Keep only the lines where "JSON" appears.
___ INPUT
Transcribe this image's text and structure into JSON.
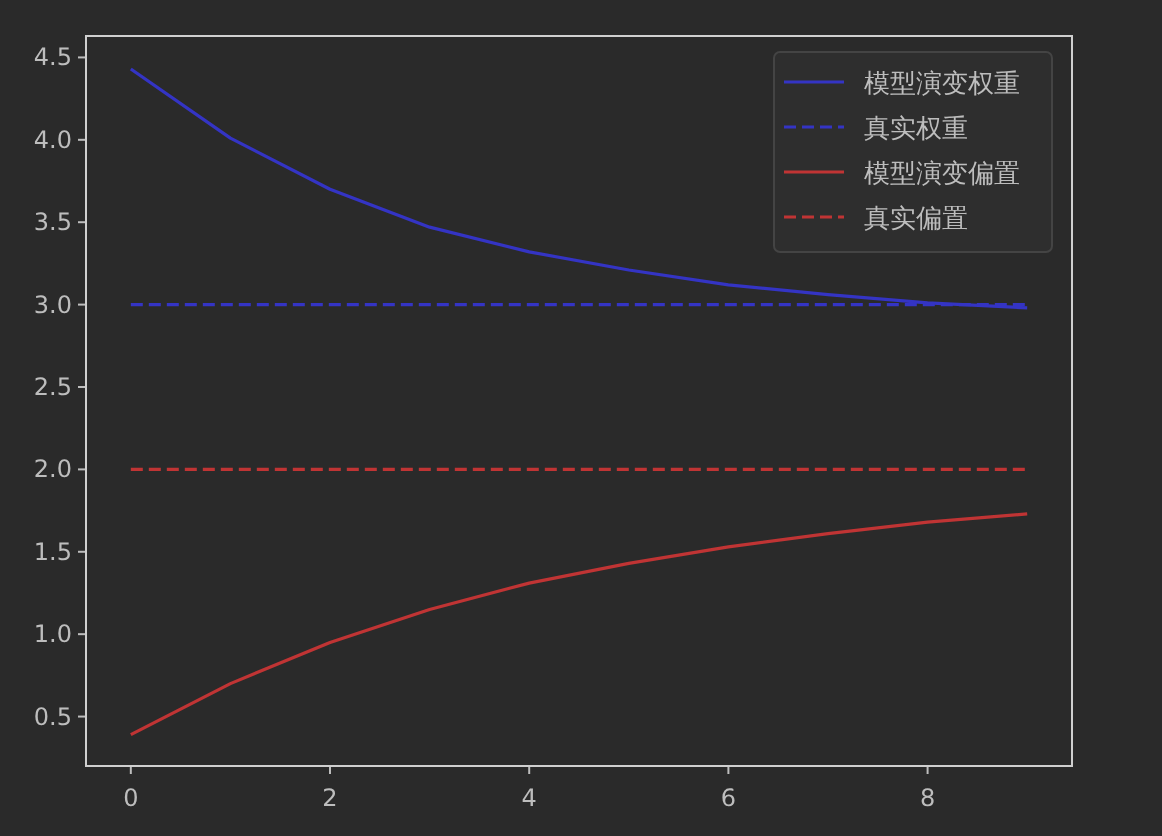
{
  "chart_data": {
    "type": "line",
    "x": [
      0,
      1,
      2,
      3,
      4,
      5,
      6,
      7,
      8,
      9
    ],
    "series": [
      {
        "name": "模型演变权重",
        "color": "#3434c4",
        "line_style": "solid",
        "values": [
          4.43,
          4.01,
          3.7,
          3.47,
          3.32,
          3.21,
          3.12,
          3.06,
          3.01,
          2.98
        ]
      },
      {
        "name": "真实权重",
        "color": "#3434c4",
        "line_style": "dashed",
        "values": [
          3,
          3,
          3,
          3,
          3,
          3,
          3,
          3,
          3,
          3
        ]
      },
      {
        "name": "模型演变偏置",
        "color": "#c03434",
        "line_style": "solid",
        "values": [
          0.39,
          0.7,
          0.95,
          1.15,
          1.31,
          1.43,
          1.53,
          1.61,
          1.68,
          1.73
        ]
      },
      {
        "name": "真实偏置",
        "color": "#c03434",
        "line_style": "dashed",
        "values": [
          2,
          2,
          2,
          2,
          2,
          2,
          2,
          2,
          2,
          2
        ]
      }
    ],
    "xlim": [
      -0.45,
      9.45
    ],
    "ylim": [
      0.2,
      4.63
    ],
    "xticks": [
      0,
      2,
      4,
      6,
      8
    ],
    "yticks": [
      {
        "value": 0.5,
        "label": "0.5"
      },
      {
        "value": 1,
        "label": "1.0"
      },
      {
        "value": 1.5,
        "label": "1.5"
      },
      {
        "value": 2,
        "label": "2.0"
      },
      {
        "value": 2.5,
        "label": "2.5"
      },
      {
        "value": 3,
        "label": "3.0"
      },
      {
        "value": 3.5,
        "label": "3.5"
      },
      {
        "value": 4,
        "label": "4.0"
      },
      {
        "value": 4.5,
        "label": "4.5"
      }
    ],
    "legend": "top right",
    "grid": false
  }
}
______
___ INPUT
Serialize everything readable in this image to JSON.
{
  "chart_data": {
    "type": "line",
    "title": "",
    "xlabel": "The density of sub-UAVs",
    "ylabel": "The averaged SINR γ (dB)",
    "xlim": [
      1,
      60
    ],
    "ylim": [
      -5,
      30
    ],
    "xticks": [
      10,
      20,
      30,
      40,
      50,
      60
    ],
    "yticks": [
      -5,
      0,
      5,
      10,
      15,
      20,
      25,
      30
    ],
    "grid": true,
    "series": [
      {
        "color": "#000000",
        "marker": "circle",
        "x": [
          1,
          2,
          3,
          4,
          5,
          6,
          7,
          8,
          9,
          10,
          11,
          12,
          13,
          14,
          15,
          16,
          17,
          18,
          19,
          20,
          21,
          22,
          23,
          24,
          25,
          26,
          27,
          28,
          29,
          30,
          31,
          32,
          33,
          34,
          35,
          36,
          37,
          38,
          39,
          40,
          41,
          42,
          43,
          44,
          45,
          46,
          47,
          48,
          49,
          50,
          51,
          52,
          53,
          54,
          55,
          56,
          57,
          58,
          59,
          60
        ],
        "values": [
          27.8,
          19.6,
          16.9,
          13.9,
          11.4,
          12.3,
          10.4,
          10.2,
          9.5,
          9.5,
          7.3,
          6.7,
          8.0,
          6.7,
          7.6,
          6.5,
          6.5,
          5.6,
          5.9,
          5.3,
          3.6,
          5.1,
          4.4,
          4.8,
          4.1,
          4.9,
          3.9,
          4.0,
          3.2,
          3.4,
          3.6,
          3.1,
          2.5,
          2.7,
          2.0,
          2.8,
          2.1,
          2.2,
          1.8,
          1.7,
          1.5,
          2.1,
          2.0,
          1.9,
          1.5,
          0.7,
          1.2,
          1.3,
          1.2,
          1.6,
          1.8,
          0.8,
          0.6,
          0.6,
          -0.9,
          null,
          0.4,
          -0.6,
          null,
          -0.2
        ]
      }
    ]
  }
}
______
ANSWER TO THIS TASK »
Transcribe this image's text and structure into JSON.
Serialize everything readable in this image to JSON.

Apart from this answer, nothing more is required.